## Travail demandé
**A.** Reproduisez le passage du texte fourni en commençant à "Or à cette date" et en terminant à "de liquidation judiciaire.".
**B.** Indiquez, d'après le texte fourni, dans quel délai se prescrit l'action en réparation.

## Texte fourni
■ ■ ■ ■ ■

Selon l'article 1386-17du même Code, devenu 1245-16, l'action en réparation fondée sur ces dispositions se prescrit dans un délai de trois ans à compter de la date à laquelle le demandeur a eu ou aurait dû avoir connaissance du dommage, du défaut et de l'identité du producteur.

Ce délai gouverne aussi le régime de prescription de l'action du demandeur contre l'assureur du responsable.

La société Zurich Insurance PLC n'est pas fondée à prétendre que la Cour de cassation aurait jugé que le point de départ de ce délai s'établirait au 9 novembre 2008, date à laquelle l'expert judiciaire a mis en cause le lave-linge, alors que cette mention figure dans sa citation de l'arrêt de la cour d'appel de Bordeaux qu'elle censure dans le paragraphe suivant, où c'est alors elle qui s'exprime et où elle ne dit rien de tel ni ne reprend à son compte cette position, mais juge seulement qu'aucune des deux assignations regardées par la cour d'appel comme interruptives du cours de la prescription n'avait été délivrée à la Zurich.

Or à cette date du dépôt de ce rapport, les consorts K.-C. et la société Suravenir savaient certes que l'expert judiciaire imputait l'incendie au lave-linge, mais ils ne connaissaient pas l'identité du producteur, condition requise cumulativement par le texte susvisé.

Le rapport indiquait en effet seulement que l'appareil était de marque " Brandt ", sans fournir aucune information sur son fabricant ni son importateur, au point que dans cette ignorance, les demandeurs, se fiant à ce qui n'était qu'une marque, ont d'abord assigné une société Brandt qui s'est révélée dépourvue d'existence juridique pour cause de clôture de sa procédure de liquidation judiciaire.

La première mention de la société Brandt Appliances -à la personnalité juridique distincte de celle de cette société Brandt- n'apparaît, chronologiquement, dans les productions, que dans l'acte du 5 août 2009 par lequel la société Sorenti et son assureur Groupama Sud l'assignaient devant la juridiction du fond en demandant qu'elle soit condamnée à les relever indemnes de toutes condamnations qui pourraient être prononcées à leur encontre, cet acte énonçant que dans leur rapport déposé le 28 mai 2009 les experts judiciaires -dont les opérations avaient été étendues en référé par ordonnance du 16 février 2009 à Sorenti et d'autres personnes- venaient d'imputer l'incendie du pavillon au lave-linge, et indiquant que la société Sorenti avait vendu ce lave-linge aux consorts K.-C. après l'avoir acheté à une société Altima qui l'avait elle-même acquis de Brandt Appliances conformément à une facture du 31 mai 2004 jointe à cette assignation sous bordereau de pièce n° 3.

■ ■ ■ ■ ■

## Données fournies
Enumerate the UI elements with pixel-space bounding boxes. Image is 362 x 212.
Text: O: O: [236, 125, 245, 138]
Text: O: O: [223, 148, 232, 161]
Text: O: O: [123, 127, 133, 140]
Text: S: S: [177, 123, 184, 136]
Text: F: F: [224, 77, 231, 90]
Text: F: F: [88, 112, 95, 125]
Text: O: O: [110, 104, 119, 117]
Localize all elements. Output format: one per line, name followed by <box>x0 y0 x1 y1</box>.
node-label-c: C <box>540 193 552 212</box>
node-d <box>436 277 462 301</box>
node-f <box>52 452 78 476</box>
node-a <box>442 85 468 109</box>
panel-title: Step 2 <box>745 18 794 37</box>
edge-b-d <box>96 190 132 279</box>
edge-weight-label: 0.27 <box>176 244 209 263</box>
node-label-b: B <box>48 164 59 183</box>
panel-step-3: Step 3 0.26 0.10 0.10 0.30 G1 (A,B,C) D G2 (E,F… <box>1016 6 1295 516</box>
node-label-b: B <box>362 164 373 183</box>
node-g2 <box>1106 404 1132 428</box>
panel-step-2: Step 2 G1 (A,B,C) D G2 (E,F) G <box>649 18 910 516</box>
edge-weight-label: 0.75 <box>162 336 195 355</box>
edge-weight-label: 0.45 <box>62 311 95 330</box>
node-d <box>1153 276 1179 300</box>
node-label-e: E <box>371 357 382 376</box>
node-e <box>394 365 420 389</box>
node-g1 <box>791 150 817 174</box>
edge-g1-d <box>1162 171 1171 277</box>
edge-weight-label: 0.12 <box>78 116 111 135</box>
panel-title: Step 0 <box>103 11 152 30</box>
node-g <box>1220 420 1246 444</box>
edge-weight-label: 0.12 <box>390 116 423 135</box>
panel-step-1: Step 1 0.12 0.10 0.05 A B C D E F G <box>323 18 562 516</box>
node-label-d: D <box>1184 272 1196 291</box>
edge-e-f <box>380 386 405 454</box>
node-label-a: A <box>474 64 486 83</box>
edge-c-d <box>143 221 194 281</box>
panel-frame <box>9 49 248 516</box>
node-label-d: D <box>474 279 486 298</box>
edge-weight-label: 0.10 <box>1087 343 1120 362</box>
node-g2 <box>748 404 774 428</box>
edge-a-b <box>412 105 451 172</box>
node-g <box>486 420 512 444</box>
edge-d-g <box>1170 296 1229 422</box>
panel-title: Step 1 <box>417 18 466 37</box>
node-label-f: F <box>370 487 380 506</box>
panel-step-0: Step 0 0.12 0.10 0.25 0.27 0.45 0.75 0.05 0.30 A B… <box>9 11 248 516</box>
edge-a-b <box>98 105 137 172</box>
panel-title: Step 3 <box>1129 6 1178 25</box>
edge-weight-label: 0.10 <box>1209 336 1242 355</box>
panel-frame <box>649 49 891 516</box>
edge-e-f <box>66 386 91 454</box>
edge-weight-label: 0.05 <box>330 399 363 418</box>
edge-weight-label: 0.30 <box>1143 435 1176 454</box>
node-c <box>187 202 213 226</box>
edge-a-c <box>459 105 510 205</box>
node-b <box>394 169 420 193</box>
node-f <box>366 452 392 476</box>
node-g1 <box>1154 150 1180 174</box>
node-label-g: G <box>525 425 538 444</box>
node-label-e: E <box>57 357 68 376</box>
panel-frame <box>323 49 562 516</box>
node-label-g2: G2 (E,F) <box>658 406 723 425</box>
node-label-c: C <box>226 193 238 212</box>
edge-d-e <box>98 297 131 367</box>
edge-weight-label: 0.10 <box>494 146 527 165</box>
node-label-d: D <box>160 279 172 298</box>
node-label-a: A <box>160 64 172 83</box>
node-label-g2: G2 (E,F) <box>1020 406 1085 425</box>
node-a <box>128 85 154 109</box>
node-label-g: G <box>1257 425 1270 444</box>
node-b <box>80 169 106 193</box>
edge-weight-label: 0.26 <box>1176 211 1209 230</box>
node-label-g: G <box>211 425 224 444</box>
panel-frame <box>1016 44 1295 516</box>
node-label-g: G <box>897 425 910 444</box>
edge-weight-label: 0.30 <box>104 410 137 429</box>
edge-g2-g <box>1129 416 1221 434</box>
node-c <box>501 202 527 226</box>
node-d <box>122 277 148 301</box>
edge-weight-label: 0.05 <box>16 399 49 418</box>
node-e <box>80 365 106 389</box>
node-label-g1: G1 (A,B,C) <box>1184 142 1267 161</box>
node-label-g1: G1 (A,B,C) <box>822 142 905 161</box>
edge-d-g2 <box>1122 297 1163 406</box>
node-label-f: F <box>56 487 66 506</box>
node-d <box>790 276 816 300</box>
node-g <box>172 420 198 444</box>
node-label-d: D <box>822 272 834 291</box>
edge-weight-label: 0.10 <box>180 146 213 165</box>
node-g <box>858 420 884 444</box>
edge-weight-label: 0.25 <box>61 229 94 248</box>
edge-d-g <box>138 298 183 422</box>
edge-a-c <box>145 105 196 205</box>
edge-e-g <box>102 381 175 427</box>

■ ■ ■ ■ ■

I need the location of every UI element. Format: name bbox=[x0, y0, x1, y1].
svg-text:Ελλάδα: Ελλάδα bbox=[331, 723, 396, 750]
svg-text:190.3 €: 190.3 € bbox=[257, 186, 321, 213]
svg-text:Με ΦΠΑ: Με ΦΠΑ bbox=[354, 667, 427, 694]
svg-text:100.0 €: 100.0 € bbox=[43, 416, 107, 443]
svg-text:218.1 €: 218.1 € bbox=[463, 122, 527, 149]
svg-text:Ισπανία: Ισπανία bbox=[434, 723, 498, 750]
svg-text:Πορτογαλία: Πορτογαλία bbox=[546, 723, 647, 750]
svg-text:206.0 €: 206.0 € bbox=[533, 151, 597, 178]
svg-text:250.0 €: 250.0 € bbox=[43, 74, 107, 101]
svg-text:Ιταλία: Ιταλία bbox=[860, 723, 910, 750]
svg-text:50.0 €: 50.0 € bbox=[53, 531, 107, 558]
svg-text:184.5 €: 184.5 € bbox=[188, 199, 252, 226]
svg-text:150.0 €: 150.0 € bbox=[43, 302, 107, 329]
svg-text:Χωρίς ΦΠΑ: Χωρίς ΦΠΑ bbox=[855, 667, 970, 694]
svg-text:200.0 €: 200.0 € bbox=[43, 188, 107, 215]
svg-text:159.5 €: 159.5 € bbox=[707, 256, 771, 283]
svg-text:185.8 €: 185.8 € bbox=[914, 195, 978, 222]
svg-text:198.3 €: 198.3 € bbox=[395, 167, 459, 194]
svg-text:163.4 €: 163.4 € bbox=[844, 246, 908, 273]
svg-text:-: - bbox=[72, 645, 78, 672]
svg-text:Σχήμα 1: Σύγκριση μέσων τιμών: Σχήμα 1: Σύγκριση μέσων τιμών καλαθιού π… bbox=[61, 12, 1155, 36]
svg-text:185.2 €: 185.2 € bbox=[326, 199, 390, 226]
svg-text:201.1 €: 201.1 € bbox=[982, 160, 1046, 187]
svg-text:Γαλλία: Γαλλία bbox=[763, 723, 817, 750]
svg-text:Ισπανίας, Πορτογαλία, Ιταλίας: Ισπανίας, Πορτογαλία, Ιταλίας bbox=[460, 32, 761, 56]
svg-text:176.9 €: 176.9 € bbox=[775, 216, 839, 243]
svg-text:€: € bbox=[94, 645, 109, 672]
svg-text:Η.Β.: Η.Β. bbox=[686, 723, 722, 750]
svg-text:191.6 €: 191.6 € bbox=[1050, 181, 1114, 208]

■ ■ ■ ■ ■

## Réponses fournies
**A.**
Or à cette date du dépôt de ce rapport, les consorts K.-C. et la société Suravenir savaient certes que l'expert judiciaire imputait l'incendie au lave-linge, mais ils ne connaissaient pas l'identité du producteur, condition requise cumulativement par le texte susvisé.

Le rapport indiquait en effet seulement que l'appareil était de marque " Brandt ", sans fournir aucune information sur son fabricant ni son importateur, au point que dans cette ignorance, les demandeurs, se fiant à ce qui n'était qu'une marque, ont d'abord assigné une société Brandt qui s'est révélée dépourvue d'existence juridique pour cause de clôture de sa procédure de liquidation judiciaire.

**B.** L'action en réparation se prescrit dans un délai de trois ans.